== Brano citato

Posso credere a tutto, purché sia sufficientemente incredibile.
Oscar Wilde
Il riconoscimento dell’originale specificità e del valore sempre attuale dell’Independent Film Show sta anche nell’occasione di vivere un’esperienza inattesa. D’incanto, in un luogo distinto, esemplare, ideale. Non di fronte ad un quadro, ma nel cuore di un’opera, da percorrere con la sensazione di cadere dentro una visione: ne percepiamo i transiti, ne cogliamo i sussurri, ne intercettiamo i silenzi, ne subiamo lo shock percettivo. Sguardi parziali ma anche aperti alla totalità, complessi ma anche articolati, accesi ma anche equilibrati: ossimori di compenetrate misure. Amori, passioni, idee, sensazioni, desideri. Trascorriamo la nostra esperienza in un magma di affetti, ricordi, stati gassosi della percezione, che avvolge, orienta, indirizza.
Poi, le tensioni culturali che hanno scandito la nostra esistenza affiorano. Dapprima lasceranno lievi orme, che col tempo si consolidano nella memoria. Dei mondi in cui ci siamo mossi permarranno tracce sconnesse; restano però le nostre ipotesi, schegge di edifici e di strutture, di opere e di oggetti. Tasselli di mosaici esplosi, barlumi di specchi disintegrati, frames di films identificabili. Parole possibili da decifrare, dettagli rimandabili a contesti ignoti.
Una dinamica che non nasconde tensioni, semmai, produttivamente, cerca di trarne beneficio. Nel costruire il suo ubi consistam, l’Independent Film Show sa realizzare alcune esigenze, introducendo diversivi che le hanno rese praticabili. Come se avesse lavorato, psicoanaliticamente, su spostamenti e condensazioni: se il mondo è a pezzi, lo si dia a vedere così, purché i frammenti appaiano come tessere da poter riassettare; se la realtà stimola i sensi, che li ecciti, purché si possa seguirli ad un ritmo accessibile.

====

- Breve quesito
Trascriva parola per parola la parte del brano sull'Independent Film Show riportato sopra compresa tra "Posso credere a" e "avvolge, orienta, indirizza.", estremi inclusi.

== Dati disponibili

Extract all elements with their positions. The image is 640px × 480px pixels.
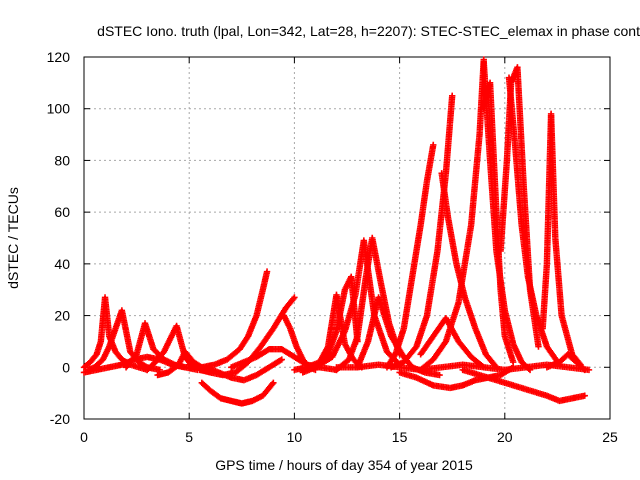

====

- In risposta
Posso credere a tutto, purché sia sufficientemente incredibile.
Oscar Wilde
Il riconoscimento dell’originale specificità e del valore sempre attuale dell’Independent Film Show sta anche nell’occasione di vivere un’esperienza inattesa. D’incanto, in un luogo distinto, esemplare, ideale. Non di fronte ad un quadro, ma nel cuore di un’opera, da percorrere con la sensazione di cadere dentro una visione: ne percepiamo i transiti, ne cogliamo i sussurri, ne intercettiamo i silenzi, ne subiamo lo shock percettivo. Sguardi parziali ma anche aperti alla totalità, complessi ma anche articolati, accesi ma anche equilibrati: ossimori di compenetrate misure. Amori, passioni, idee, sensazioni, desideri. Trascorriamo la nostra esperienza in un magma di affetti, ricordi, stati gassosi della percezione, che avvolge, orienta, indirizza.